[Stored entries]
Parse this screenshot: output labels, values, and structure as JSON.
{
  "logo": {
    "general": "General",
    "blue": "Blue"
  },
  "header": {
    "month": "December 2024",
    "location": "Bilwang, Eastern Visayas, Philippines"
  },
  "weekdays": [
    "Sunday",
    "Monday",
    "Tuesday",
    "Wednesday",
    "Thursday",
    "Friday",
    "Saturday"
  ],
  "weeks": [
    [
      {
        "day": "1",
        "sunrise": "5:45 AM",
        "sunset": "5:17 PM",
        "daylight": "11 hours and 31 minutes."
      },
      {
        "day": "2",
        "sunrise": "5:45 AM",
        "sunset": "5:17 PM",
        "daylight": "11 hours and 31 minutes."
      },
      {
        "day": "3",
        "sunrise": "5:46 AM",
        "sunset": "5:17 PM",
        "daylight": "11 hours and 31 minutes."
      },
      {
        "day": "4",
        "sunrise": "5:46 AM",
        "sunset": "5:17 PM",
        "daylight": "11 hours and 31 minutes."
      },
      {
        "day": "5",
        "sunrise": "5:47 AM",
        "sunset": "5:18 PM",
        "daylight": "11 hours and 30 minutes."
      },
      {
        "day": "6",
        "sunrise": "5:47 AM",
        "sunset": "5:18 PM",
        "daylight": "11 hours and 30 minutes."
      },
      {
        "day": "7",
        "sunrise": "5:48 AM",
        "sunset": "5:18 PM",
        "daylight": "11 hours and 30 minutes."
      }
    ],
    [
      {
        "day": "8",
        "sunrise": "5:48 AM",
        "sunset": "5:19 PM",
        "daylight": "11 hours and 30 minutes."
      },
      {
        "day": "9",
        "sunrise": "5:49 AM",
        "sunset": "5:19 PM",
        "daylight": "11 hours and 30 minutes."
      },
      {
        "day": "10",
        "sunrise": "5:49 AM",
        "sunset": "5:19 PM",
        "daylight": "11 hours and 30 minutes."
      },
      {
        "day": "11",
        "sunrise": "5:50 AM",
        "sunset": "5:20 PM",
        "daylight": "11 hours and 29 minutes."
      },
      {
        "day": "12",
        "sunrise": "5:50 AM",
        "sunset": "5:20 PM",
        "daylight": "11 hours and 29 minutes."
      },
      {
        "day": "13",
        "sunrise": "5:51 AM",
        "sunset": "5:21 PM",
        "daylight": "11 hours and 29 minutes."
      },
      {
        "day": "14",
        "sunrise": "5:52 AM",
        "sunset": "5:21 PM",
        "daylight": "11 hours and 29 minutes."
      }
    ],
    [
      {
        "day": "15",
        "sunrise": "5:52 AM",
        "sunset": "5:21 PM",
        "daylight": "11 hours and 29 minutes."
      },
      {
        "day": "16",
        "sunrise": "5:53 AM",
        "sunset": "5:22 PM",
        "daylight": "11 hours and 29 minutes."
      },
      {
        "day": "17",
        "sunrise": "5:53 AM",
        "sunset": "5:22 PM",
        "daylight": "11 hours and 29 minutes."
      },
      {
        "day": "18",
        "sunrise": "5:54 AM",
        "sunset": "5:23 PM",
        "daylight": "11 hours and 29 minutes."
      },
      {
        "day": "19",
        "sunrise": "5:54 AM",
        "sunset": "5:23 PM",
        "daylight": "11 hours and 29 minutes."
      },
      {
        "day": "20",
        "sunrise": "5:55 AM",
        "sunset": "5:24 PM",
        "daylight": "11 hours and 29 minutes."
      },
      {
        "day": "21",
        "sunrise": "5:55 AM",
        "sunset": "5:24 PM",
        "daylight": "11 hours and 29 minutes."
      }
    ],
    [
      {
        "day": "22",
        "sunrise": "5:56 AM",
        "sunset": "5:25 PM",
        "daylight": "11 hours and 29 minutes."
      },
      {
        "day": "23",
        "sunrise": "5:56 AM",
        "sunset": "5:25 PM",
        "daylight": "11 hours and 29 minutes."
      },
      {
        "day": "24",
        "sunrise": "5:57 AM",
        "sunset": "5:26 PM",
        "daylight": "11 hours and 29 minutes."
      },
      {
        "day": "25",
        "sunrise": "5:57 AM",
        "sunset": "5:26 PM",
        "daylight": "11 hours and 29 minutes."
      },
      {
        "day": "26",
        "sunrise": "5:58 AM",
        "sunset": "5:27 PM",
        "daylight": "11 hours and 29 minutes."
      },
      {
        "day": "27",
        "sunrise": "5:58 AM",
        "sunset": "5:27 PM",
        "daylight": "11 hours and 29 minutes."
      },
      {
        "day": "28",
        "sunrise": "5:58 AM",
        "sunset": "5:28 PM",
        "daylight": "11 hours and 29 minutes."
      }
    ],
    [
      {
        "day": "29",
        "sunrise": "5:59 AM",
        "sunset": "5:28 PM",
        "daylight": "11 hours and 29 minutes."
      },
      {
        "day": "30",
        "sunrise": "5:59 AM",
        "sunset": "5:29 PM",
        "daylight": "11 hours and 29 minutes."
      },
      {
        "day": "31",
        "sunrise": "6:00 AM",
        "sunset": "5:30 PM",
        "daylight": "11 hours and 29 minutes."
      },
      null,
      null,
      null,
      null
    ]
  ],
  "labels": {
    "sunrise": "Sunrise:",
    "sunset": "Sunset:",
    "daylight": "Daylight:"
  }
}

### Problem statement
From the entries above, extract each line containing "labels".

### Result below
Parse this screenshot: output labels, values, and structure as JSON.
  "labels": {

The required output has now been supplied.